» **Your objective**:
Report only the number of lines in this material that include the string "Commands".

(Data records)
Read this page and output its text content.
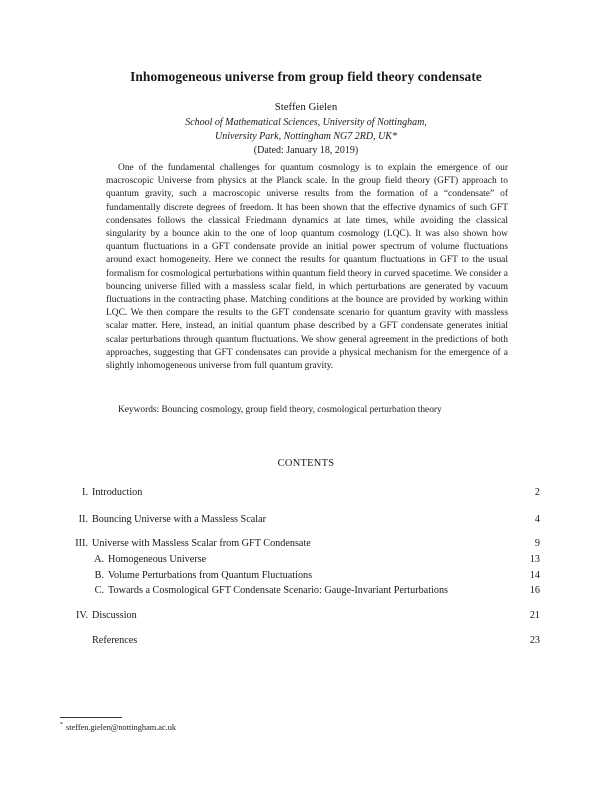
Inhomogeneous universe from group field theory condensate
Steffen Gielen
School of Mathematical Sciences, University of Nottingham,
University Park, Nottingham NG7 2RD, UK*
(Dated: January 18, 2019)

One of the fundamental challenges for quantum cosmology is to explain the emergence of our macroscopic Universe from physics at the Planck scale. In the group field theory (GFT) approach to quantum gravity, such a macroscopic universe results from the formation of a “condensate” of fundamentally discrete degrees of freedom. It has been shown that the effective dynamics of such GFT condensates follows the classical Friedmann dynamics at late times, while avoiding the classical singularity by a bounce akin to the one of loop quantum cosmology (LQC). It was also shown how quantum fluctuations in a GFT condensate provide an initial power spectrum of volume fluctuations around exact homogeneity. Here we connect the results for quantum fluctuations in GFT to the usual formalism for cosmological perturbations within quantum field theory in curved spacetime. We consider a bouncing universe filled with a massless scalar field, in which perturbations are generated by vacuum fluctuations in the contracting phase. Matching conditions at the bounce are provided by working within LQC. We then compare the results to the GFT condensate scenario for quantum gravity with massless scalar matter. Here, instead, an initial quantum phase described by a GFT condensate generates initial scalar perturbations through quantum fluctuations. We show general agreement in the predictions of both approaches, suggesting that GFT condensates can provide a physical mechanism for the emergence of a slightly inhomogeneous universe from full quantum gravity.

Keywords: Bouncing cosmology, group field theory, cosmological perturbation theory
CONTENTS
I. Introduction	2
II. Bouncing Universe with a Massless Scalar	4
III. Universe with Massless Scalar from GFT Condensate	9
A. Homogeneous Universe	13
B. Volume Perturbations from Quantum Fluctuations	14
C. Towards a Cosmological GFT Condensate Scenario: Gauge-Invariant Perturbations	16
IV. Discussion	21
References	23
* steffen.gielen@nottingham.ac.uk
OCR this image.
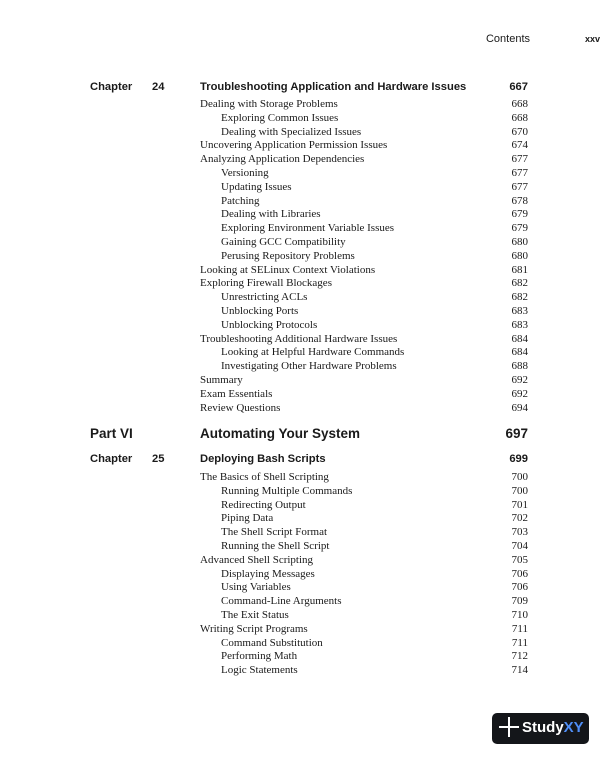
Contents	xxv
Chapter 24	Troubleshooting Application and Hardware Issues	667
Dealing with Storage Problems	668
Exploring Common Issues	668
Dealing with Specialized Issues	670
Uncovering Application Permission Issues	674
Analyzing Application Dependencies	677
Versioning	677
Updating Issues	677
Patching	678
Dealing with Libraries	679
Exploring Environment Variable Issues	679
Gaining GCC Compatibility	680
Perusing Repository Problems	680
Looking at SELinux Context Violations	681
Exploring Firewall Blockages	682
Unrestricting ACLs	682
Unblocking Ports	683
Unblocking Protocols	683
Troubleshooting Additional Hardware Issues	684
Looking at Helpful Hardware Commands	684
Investigating Other Hardware Problems	688
Summary	692
Exam Essentials	692
Review Questions	694
Part VI	Automating Your System	697
Chapter 25	Deploying Bash Scripts	699
The Basics of Shell Scripting	700
Running Multiple Commands	700
Redirecting Output	701
Piping Data	702
The Shell Script Format	703
Running the Shell Script	704
Advanced Shell Scripting	705
Displaying Messages	706
Using Variables	706
Command-Line Arguments	709
The Exit Status	710
Writing Script Programs	711
Command Substitution	711
Performing Math	712
Logic Statements	714
StudyXY
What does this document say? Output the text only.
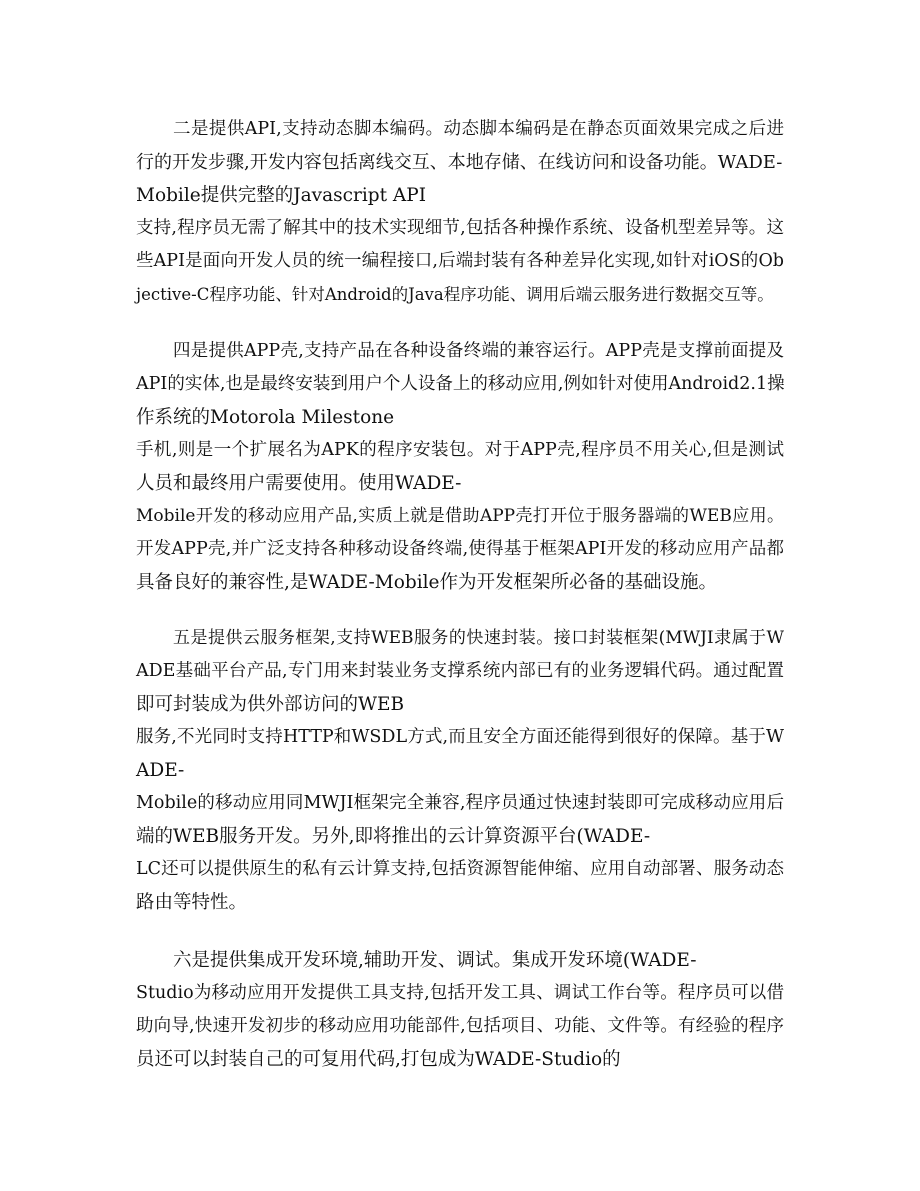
二是提供API,支持动态脚本编码。动态脚本编码是在静态页面效果完成之后进
行的开发步骤,开发内容包括离线交互、本地存储、在线访问和设备功能。WADE-
Mobile提供完整的Javascript API
支持,程序员无需了解其中的技术实现细节,包括各种操作系统、设备机型差异等。这
些API是面向开发人员的统一编程接口,后端封装有各种差异化实现,如针对iOS的Ob
jective-C程序功能、针对Android的Java程序功能、调用后端云服务进行数据交互等。
四是提供APP壳,支持产品在各种设备终端的兼容运行。APP壳是支撑前面提及
API的实体,也是最终安装到用户个人设备上的移动应用,例如针对使用Android2.1操
作系统的Motorola Milestone
手机,则是一个扩展名为APK的程序安装包。对于APP壳,程序员不用关心,但是测试
人员和最终用户需要使用。使用WADE-
Mobile开发的移动应用产品,实质上就是借助APP壳打开位于服务器端的WEB应用。
开发APP壳,并广泛支持各种移动设备终端,使得基于框架API开发的移动应用产品都
具备良好的兼容性,是WADE-Mobile作为开发框架所必备的基础设施。
五是提供云服务框架,支持WEB服务的快速封装。接口封装框架(MWJI隶属于W
ADE基础平台产品,专门用来封装业务支撑系统内部已有的业务逻辑代码。通过配置
即可封装成为供外部访问的WEB
服务,不光同时支持HTTP和WSDL方式,而且安全方面还能得到很好的保障。基于W
ADE-
Mobile的移动应用同MWJI框架完全兼容,程序员通过快速封装即可完成移动应用后
端的WEB服务开发。另外,即将推出的云计算资源平台(WADE-
LC还可以提供原生的私有云计算支持,包括资源智能伸缩、应用自动部署、服务动态
路由等特性。
六是提供集成开发环境,辅助开发、调试。集成开发环境(WADE-
Studio为移动应用开发提供工具支持,包括开发工具、调试工作台等。程序员可以借
助向导,快速开发初步的移动应用功能部件,包括项目、功能、文件等。有经验的程序
员还可以封装自己的可复用代码,打包成为WADE-Studio的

» **Full solution**:
2